Records from a data collection
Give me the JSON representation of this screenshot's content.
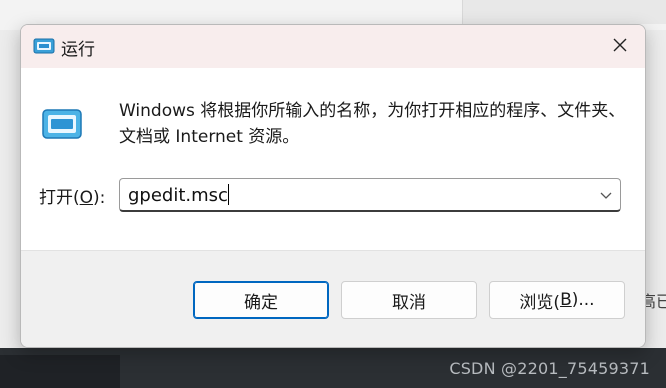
{
  "dialog": {
    "title": "运行",
    "description": "Windows 将根据你所输入的名称，为你打开相应的程序、文件夹、文档或 Internet 资源。",
    "open_label_prefix": "打开(",
    "open_label_key": "O",
    "open_label_suffix": "):",
    "input_value": "gpedit.msc",
    "buttons": {
      "ok": "确定",
      "cancel": "取消",
      "browse_prefix": "浏览(",
      "browse_key": "B",
      "browse_suffix": ")..."
    }
  },
  "background": {
    "side_text": "高已",
    "watermark": "CSDN @2201_75459371"
  },
  "colors": {
    "titlebar": "#f8eded",
    "accent": "#0067c0",
    "footer": "#f0f0f0"
  },
  "icons": {
    "title": "run-icon",
    "content": "run-icon",
    "close": "close-icon",
    "dropdown": "chevron-down-icon"
  }
}
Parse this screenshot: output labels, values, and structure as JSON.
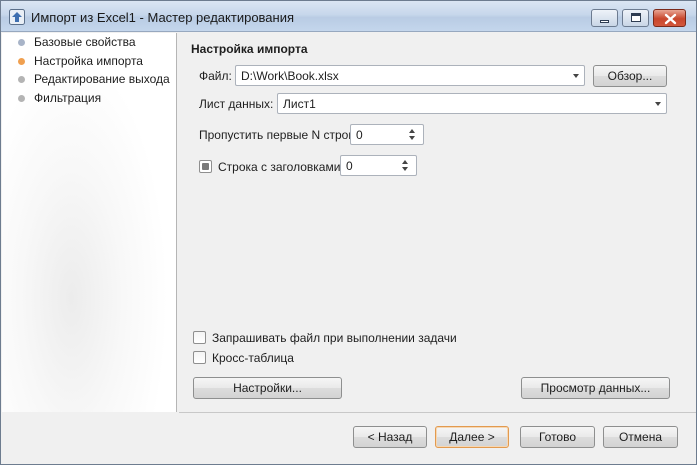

EXERCISE GOAL =>
Omit the pictures. Output every record above word for word.

FULL OUTPUT =>
Give me the JSON representation of this screenshot's content.
{
  "dialog": {
    "title": "运行",
    "description": "Windows 将根据你所输入的名称，为你打开相应的程序、文件夹、文档或 Internet 资源。",
    "open_label_prefix": "打开(",
    "open_label_key": "O",
    "open_label_suffix": "):",
    "input_value": "gpedit.msc",
    "buttons": {
      "ok": "确定",
      "cancel": "取消",
      "browse_prefix": "浏览(",
      "browse_key": "B",
      "browse_suffix": ")..."
    }
  },
  "background": {
    "side_text": "高已",
    "watermark": "CSDN @2201_75459371"
  },
  "colors": {
    "titlebar": "#f8eded",
    "accent": "#0067c0",
    "footer": "#f0f0f0"
  },
  "icons": {
    "title": "run-icon",
    "content": "run-icon",
    "close": "close-icon",
    "dropdown": "chevron-down-icon"
  }
}
Parse this screenshot: output labels, values, and structure as JSON.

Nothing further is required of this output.